## GIVEN EXERCISE
Print the complete set of entries exactly.

## RECORDS PROVIDED

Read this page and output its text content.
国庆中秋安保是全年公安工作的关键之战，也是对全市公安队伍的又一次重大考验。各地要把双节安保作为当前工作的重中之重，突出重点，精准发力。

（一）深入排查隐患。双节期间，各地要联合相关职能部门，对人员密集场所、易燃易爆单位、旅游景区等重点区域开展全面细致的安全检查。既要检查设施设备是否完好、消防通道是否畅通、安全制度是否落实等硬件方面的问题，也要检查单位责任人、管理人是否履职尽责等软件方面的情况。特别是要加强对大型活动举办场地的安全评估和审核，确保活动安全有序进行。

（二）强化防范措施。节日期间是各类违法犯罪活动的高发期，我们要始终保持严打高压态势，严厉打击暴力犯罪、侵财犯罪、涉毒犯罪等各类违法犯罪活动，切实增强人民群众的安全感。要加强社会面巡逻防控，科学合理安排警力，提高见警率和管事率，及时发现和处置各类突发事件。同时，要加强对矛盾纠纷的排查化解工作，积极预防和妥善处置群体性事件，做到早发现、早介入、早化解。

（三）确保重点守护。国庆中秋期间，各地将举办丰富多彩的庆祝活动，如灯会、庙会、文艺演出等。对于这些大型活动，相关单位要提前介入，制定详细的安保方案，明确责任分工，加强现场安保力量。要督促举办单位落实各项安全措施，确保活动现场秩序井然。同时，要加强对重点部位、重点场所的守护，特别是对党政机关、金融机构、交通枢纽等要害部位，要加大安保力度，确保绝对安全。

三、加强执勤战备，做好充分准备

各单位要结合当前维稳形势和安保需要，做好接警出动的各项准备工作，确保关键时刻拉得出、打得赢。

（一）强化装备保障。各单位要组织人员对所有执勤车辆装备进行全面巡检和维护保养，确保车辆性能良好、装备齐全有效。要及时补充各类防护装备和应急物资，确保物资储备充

## REPLY TO THE EXERCISE
Read this page and output its text content.
国庆中秋安保是全年公安工作的关键之战，也是对全市公安队伍的又一次重大考验。各地要把双节安保作为当前工作的重中之重，突出重点，精准发力。

（一）深入排查隐患。双节期间，各地要联合相关职能部门，对人员密集场所、易燃易爆单位、旅游景区等重点区域开展全面细致的安全检查。既要检查设施设备是否完好、消防通道是否畅通、安全制度是否落实等硬件方面的问题，也要检查单位责任人、管理人是否履职尽责等软件方面的情况。特别是要加强对大型活动举办场地的安全评估和审核，确保活动安全有序进行。

（二）强化防范措施。节日期间是各类违法犯罪活动的高发期，我们要始终保持严打高压态势，严厉打击暴力犯罪、侵财犯罪、涉毒犯罪等各类违法犯罪活动，切实增强人民群众的安全感。要加强社会面巡逻防控，科学合理安排警力，提高见警率和管事率，及时发现和处置各类突发事件。同时，要加强对矛盾纠纷的排查化解工作，积极预防和妥善处置群体性事件，做到早发现、早介入、早化解。

（三）确保重点守护。国庆中秋期间，各地将举办丰富多彩的庆祝活动，如灯会、庙会、文艺演出等。对于这些大型活动，相关单位要提前介入，制定详细的安保方案，明确责任分工，加强现场安保力量。要督促举办单位落实各项安全措施，确保活动现场秩序井然。同时，要加强对重点部位、重点场所的守护，特别是对党政机关、金融机构、交通枢纽等要害部位，要加大安保力度，确保绝对安全。

三、加强执勤战备，做好充分准备

各单位要结合当前维稳形势和安保需要，做好接警出动的各项准备工作，确保关键时刻拉得出、打得赢。

（一）强化装备保障。各单位要组织人员对所有执勤车辆装备进行全面巡检和维护保养，确保车辆性能良好、装备齐全有效。要及时补充各类防护装备和应急物资，确保物资储备充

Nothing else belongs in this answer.